### [What this task involves]
Exclude the pictures, then repeat the remaining data exactly.

### [Supplied material]

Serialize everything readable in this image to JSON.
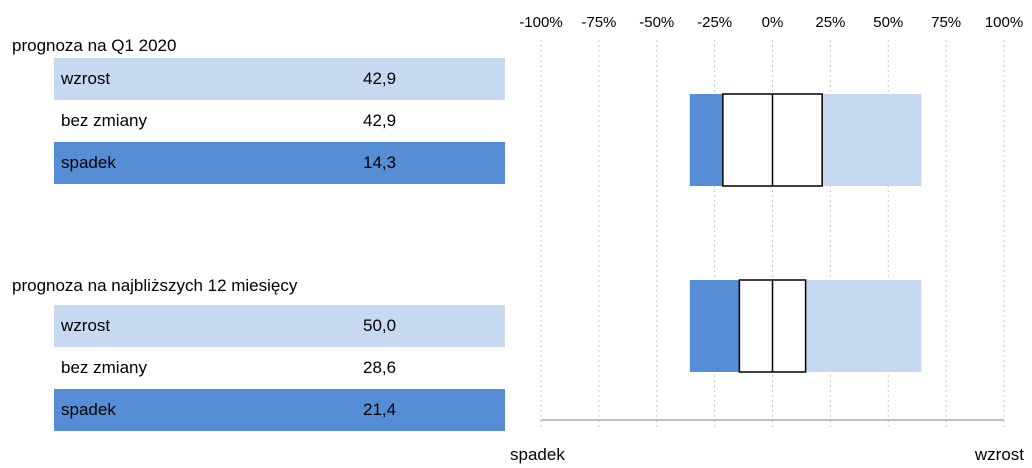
{
  "sections": [
    {
      "title": "prognoza na Q1 2020",
      "rows": [
        {
          "label": "wzrost",
          "value": "42,9"
        },
        {
          "label": "bez zmiany",
          "value": "42,9"
        },
        {
          "label": "spadek",
          "value": "14,3"
        }
      ]
    },
    {
      "title": "prognoza na najbliższych 12 miesięcy",
      "rows": [
        {
          "label": "wzrost",
          "value": "50,0"
        },
        {
          "label": "bez zmiany",
          "value": "28,6"
        },
        {
          "label": "spadek",
          "value": "21,4"
        }
      ]
    }
  ],
  "chart_data": {
    "type": "bar",
    "subtype": "diverging-stacked-horizontal",
    "xlim": [
      -100,
      100
    ],
    "ticks": [
      "-100%",
      "-75%",
      "-50%",
      "-25%",
      "0%",
      "25%",
      "50%",
      "75%",
      "100%"
    ],
    "tick_values": [
      -100,
      -75,
      -50,
      -25,
      0,
      25,
      50,
      75,
      100
    ],
    "axis_left_label": "spadek",
    "axis_right_label": "wzrost",
    "grid": true,
    "bars": [
      {
        "category": "prognoza na Q1 2020",
        "spadek": 14.3,
        "bez_zmiany": 42.9,
        "wzrost": 42.9
      },
      {
        "category": "prognoza na najbliższych 12 miesięcy",
        "spadek": 21.4,
        "bez_zmiany": 28.6,
        "wzrost": 50.0
      }
    ],
    "colors": {
      "spadek": "#558ed5",
      "bez_zmiany": "#ffffff",
      "wzrost": "#c6d9f0",
      "outline": "#000000",
      "grid": "#c8c8c8"
    }
  }
}
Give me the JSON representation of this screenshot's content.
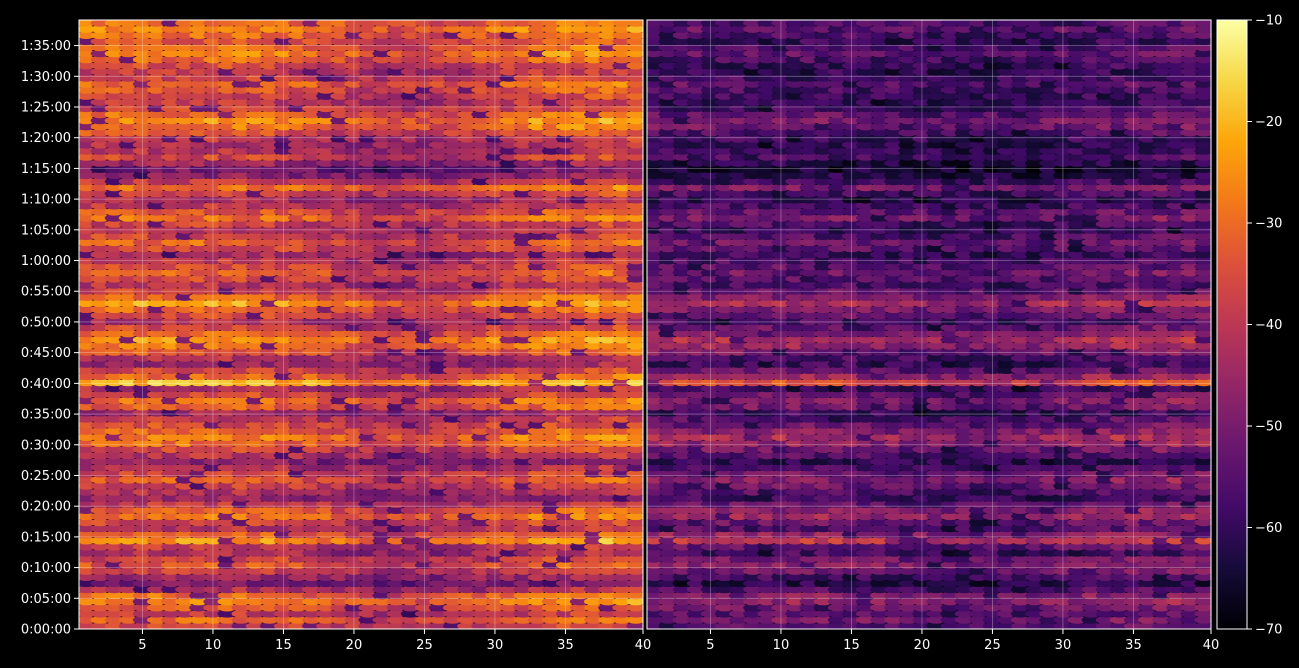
{
  "chart_data": {
    "type": "heatmap",
    "title": "",
    "xlabel": "",
    "ylabel": "",
    "panels": [
      {
        "name": "",
        "x_range": [
          1,
          40
        ],
        "x_ticks": [
          5,
          10,
          15,
          20,
          25,
          30,
          35,
          40
        ],
        "x_tick_labels": [
          "5",
          "10",
          "15",
          "20",
          "25",
          "30",
          "35",
          "40"
        ]
      },
      {
        "name": "",
        "x_range": [
          1,
          40
        ],
        "x_ticks": [
          5,
          10,
          15,
          20,
          25,
          30,
          35,
          40
        ],
        "x_tick_labels": [
          "5",
          "10",
          "15",
          "20",
          "25",
          "30",
          "35",
          "40"
        ]
      }
    ],
    "y_range_seconds": [
      0,
      5950
    ],
    "y_ticks_seconds": [
      0,
      300,
      600,
      900,
      1200,
      1500,
      1800,
      2100,
      2400,
      2700,
      3000,
      3300,
      3600,
      3900,
      4200,
      4500,
      4800,
      5100,
      5400,
      5700
    ],
    "y_tick_labels": [
      "0:00:00",
      "0:05:00",
      "0:10:00",
      "0:15:00",
      "0:20:00",
      "0:25:00",
      "0:30:00",
      "0:35:00",
      "0:40:00",
      "0:45:00",
      "0:50:00",
      "0:55:00",
      "1:00:00",
      "1:05:00",
      "1:10:00",
      "1:15:00",
      "1:20:00",
      "1:25:00",
      "1:30:00",
      "1:35:00"
    ],
    "grid": true,
    "colormap": "inferno",
    "colorbar": {
      "range": [
        -70,
        -10
      ],
      "ticks": [
        -10,
        -20,
        -30,
        -40,
        -50,
        -60,
        -70
      ],
      "tick_labels": [
        "−10",
        "−20",
        "−30",
        "−40",
        "−50",
        "−60",
        "−70"
      ]
    },
    "row_intensity_left": [
      0.62,
      0.7,
      0.55,
      0.65,
      0.78,
      0.72,
      0.5,
      0.35,
      0.45,
      0.58,
      0.66,
      0.6,
      0.48,
      0.55,
      0.82,
      0.7,
      0.52,
      0.6,
      0.75,
      0.68,
      0.55,
      0.42,
      0.5,
      0.58,
      0.66,
      0.6,
      0.5,
      0.4,
      0.52,
      0.6,
      0.72,
      0.78,
      0.7,
      0.62,
      0.55,
      0.45,
      0.68,
      0.74,
      0.62,
      0.5,
      0.9,
      0.72,
      0.58,
      0.45,
      0.52,
      0.66,
      0.76,
      0.82,
      0.7,
      0.6,
      0.5,
      0.62,
      0.72,
      0.85,
      0.7,
      0.6,
      0.52,
      0.6,
      0.68,
      0.62,
      0.55,
      0.5,
      0.62,
      0.7,
      0.6,
      0.52,
      0.58,
      0.72,
      0.65,
      0.55,
      0.48,
      0.6,
      0.74,
      0.55,
      0.4,
      0.35,
      0.45,
      0.6,
      0.52,
      0.5,
      0.55,
      0.65,
      0.75,
      0.8,
      0.72,
      0.6,
      0.55,
      0.6,
      0.66,
      0.72,
      0.6,
      0.55,
      0.62,
      0.7,
      0.78,
      0.72,
      0.65,
      0.72,
      0.78,
      0.74
    ],
    "row_intensity_right": [
      0.3,
      0.36,
      0.28,
      0.34,
      0.42,
      0.4,
      0.26,
      0.16,
      0.22,
      0.34,
      0.4,
      0.35,
      0.22,
      0.3,
      0.55,
      0.42,
      0.26,
      0.32,
      0.46,
      0.4,
      0.3,
      0.2,
      0.26,
      0.33,
      0.4,
      0.34,
      0.24,
      0.18,
      0.26,
      0.34,
      0.42,
      0.48,
      0.4,
      0.32,
      0.26,
      0.2,
      0.34,
      0.4,
      0.3,
      0.22,
      0.64,
      0.44,
      0.3,
      0.2,
      0.24,
      0.36,
      0.44,
      0.5,
      0.4,
      0.32,
      0.24,
      0.32,
      0.38,
      0.5,
      0.38,
      0.3,
      0.24,
      0.28,
      0.34,
      0.3,
      0.24,
      0.2,
      0.28,
      0.34,
      0.26,
      0.2,
      0.24,
      0.36,
      0.3,
      0.22,
      0.16,
      0.24,
      0.36,
      0.22,
      0.14,
      0.1,
      0.14,
      0.24,
      0.2,
      0.16,
      0.2,
      0.26,
      0.34,
      0.36,
      0.3,
      0.22,
      0.18,
      0.2,
      0.24,
      0.3,
      0.22,
      0.18,
      0.2,
      0.24,
      0.3,
      0.26,
      0.2,
      0.24,
      0.3,
      0.26
    ]
  }
}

### [Complete output]
Serialize everything readable in this image to JSON.
{
  "sections": [
    {
      "title": "prognoza na Q1 2020",
      "rows": [
        {
          "label": "wzrost",
          "value": "42,9"
        },
        {
          "label": "bez zmiany",
          "value": "42,9"
        },
        {
          "label": "spadek",
          "value": "14,3"
        }
      ]
    },
    {
      "title": "prognoza na najbliższych 12 miesięcy",
      "rows": [
        {
          "label": "wzrost",
          "value": "50,0"
        },
        {
          "label": "bez zmiany",
          "value": "28,6"
        },
        {
          "label": "spadek",
          "value": "21,4"
        }
      ]
    }
  ],
  "chart_data": {
    "type": "bar",
    "subtype": "diverging-stacked-horizontal",
    "xlim": [
      -100,
      100
    ],
    "ticks": [
      "-100%",
      "-75%",
      "-50%",
      "-25%",
      "0%",
      "25%",
      "50%",
      "75%",
      "100%"
    ],
    "tick_values": [
      -100,
      -75,
      -50,
      -25,
      0,
      25,
      50,
      75,
      100
    ],
    "axis_left_label": "spadek",
    "axis_right_label": "wzrost",
    "grid": true,
    "bars": [
      {
        "category": "prognoza na Q1 2020",
        "spadek": 14.3,
        "bez_zmiany": 42.9,
        "wzrost": 42.9
      },
      {
        "category": "prognoza na najbliższych 12 miesięcy",
        "spadek": 21.4,
        "bez_zmiany": 28.6,
        "wzrost": 50.0
      }
    ],
    "colors": {
      "spadek": "#558ed5",
      "bez_zmiany": "#ffffff",
      "wzrost": "#c6d9f0",
      "outline": "#000000",
      "grid": "#c8c8c8"
    }
  }
}
Give me the JSON representation of this screenshot's content.
{
  "chart_data": {
    "type": "heatmap",
    "title": "",
    "xlabel": "",
    "ylabel": "",
    "panels": [
      {
        "name": "",
        "x_range": [
          1,
          40
        ],
        "x_ticks": [
          5,
          10,
          15,
          20,
          25,
          30,
          35,
          40
        ],
        "x_tick_labels": [
          "5",
          "10",
          "15",
          "20",
          "25",
          "30",
          "35",
          "40"
        ]
      },
      {
        "name": "",
        "x_range": [
          1,
          40
        ],
        "x_ticks": [
          5,
          10,
          15,
          20,
          25,
          30,
          35,
          40
        ],
        "x_tick_labels": [
          "5",
          "10",
          "15",
          "20",
          "25",
          "30",
          "35",
          "40"
        ]
      }
    ],
    "y_range_seconds": [
      0,
      5950
    ],
    "y_ticks_seconds": [
      0,
      300,
      600,
      900,
      1200,
      1500,
      1800,
      2100,
      2400,
      2700,
      3000,
      3300,
      3600,
      3900,
      4200,
      4500,
      4800,
      5100,
      5400,
      5700
    ],
    "y_tick_labels": [
      "0:00:00",
      "0:05:00",
      "0:10:00",
      "0:15:00",
      "0:20:00",
      "0:25:00",
      "0:30:00",
      "0:35:00",
      "0:40:00",
      "0:45:00",
      "0:50:00",
      "0:55:00",
      "1:00:00",
      "1:05:00",
      "1:10:00",
      "1:15:00",
      "1:20:00",
      "1:25:00",
      "1:30:00",
      "1:35:00"
    ],
    "grid": true,
    "colormap": "inferno",
    "colorbar": {
      "range": [
        -70,
        -10
      ],
      "ticks": [
        -10,
        -20,
        -30,
        -40,
        -50,
        -60,
        -70
      ],
      "tick_labels": [
        "−10",
        "−20",
        "−30",
        "−40",
        "−50",
        "−60",
        "−70"
      ]
    },
    "row_intensity_left": [
      0.62,
      0.7,
      0.55,
      0.65,
      0.78,
      0.72,
      0.5,
      0.35,
      0.45,
      0.58,
      0.66,
      0.6,
      0.48,
      0.55,
      0.82,
      0.7,
      0.52,
      0.6,
      0.75,
      0.68,
      0.55,
      0.42,
      0.5,
      0.58,
      0.66,
      0.6,
      0.5,
      0.4,
      0.52,
      0.6,
      0.72,
      0.78,
      0.7,
      0.62,
      0.55,
      0.45,
      0.68,
      0.74,
      0.62,
      0.5,
      0.9,
      0.72,
      0.58,
      0.45,
      0.52,
      0.66,
      0.76,
      0.82,
      0.7,
      0.6,
      0.5,
      0.62,
      0.72,
      0.85,
      0.7,
      0.6,
      0.52,
      0.6,
      0.68,
      0.62,
      0.55,
      0.5,
      0.62,
      0.7,
      0.6,
      0.52,
      0.58,
      0.72,
      0.65,
      0.55,
      0.48,
      0.6,
      0.74,
      0.55,
      0.4,
      0.35,
      0.45,
      0.6,
      0.52,
      0.5,
      0.55,
      0.65,
      0.75,
      0.8,
      0.72,
      0.6,
      0.55,
      0.6,
      0.66,
      0.72,
      0.6,
      0.55,
      0.62,
      0.7,
      0.78,
      0.72,
      0.65,
      0.72,
      0.78,
      0.74
    ],
    "row_intensity_right": [
      0.3,
      0.36,
      0.28,
      0.34,
      0.42,
      0.4,
      0.26,
      0.16,
      0.22,
      0.34,
      0.4,
      0.35,
      0.22,
      0.3,
      0.55,
      0.42,
      0.26,
      0.32,
      0.46,
      0.4,
      0.3,
      0.2,
      0.26,
      0.33,
      0.4,
      0.34,
      0.24,
      0.18,
      0.26,
      0.34,
      0.42,
      0.48,
      0.4,
      0.32,
      0.26,
      0.2,
      0.34,
      0.4,
      0.3,
      0.22,
      0.64,
      0.44,
      0.3,
      0.2,
      0.24,
      0.36,
      0.44,
      0.5,
      0.4,
      0.32,
      0.24,
      0.32,
      0.38,
      0.5,
      0.38,
      0.3,
      0.24,
      0.28,
      0.34,
      0.3,
      0.24,
      0.2,
      0.28,
      0.34,
      0.26,
      0.2,
      0.24,
      0.36,
      0.3,
      0.22,
      0.16,
      0.24,
      0.36,
      0.22,
      0.14,
      0.1,
      0.14,
      0.24,
      0.2,
      0.16,
      0.2,
      0.26,
      0.34,
      0.36,
      0.3,
      0.22,
      0.18,
      0.2,
      0.24,
      0.3,
      0.22,
      0.18,
      0.2,
      0.24,
      0.3,
      0.26,
      0.2,
      0.24,
      0.3,
      0.26
    ]
  }
}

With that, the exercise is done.